== Problem ==
Make an exact copy of the entries below with the pictures removed.

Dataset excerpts
************
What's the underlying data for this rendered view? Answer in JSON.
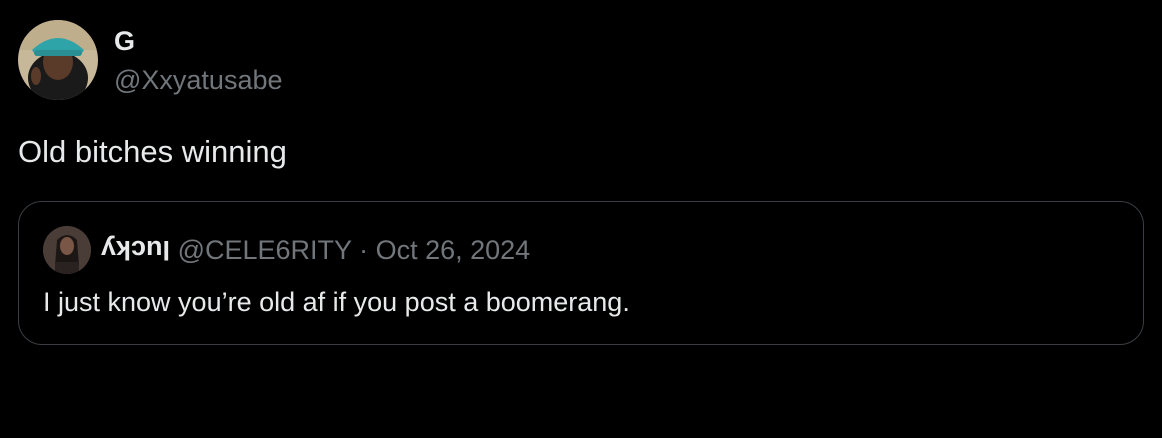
{
  "tweet": {
    "author_name": "G",
    "author_handle": "@Xxyatusabe",
    "text": "Old bitches winning"
  },
  "quote": {
    "author_name": "lucky",
    "author_handle": "@CELE6RITY",
    "separator": "·",
    "date": "Oct 26, 2024",
    "text": "I just know you’re old af if you post a boomerang."
  },
  "colors": {
    "background": "#000000",
    "primary_text": "#e7e9ea",
    "secondary_text": "#71767b",
    "border": "#3a3e42"
  }
}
************
== Output ==
What's the underlying data for this rendered view? Answer in JSON.
{
  "tweet": {
    "author_name": "G",
    "author_handle": "@Xxyatusabe",
    "text": "Old bitches winning"
  },
  "quote": {
    "author_name": "lucky",
    "author_handle": "@CELE6RITY",
    "separator": "·",
    "date": "Oct 26, 2024",
    "text": "I just know you’re old af if you post a boomerang."
  },
  "colors": {
    "background": "#000000",
    "primary_text": "#e7e9ea",
    "secondary_text": "#71767b",
    "border": "#3a3e42"
  }
}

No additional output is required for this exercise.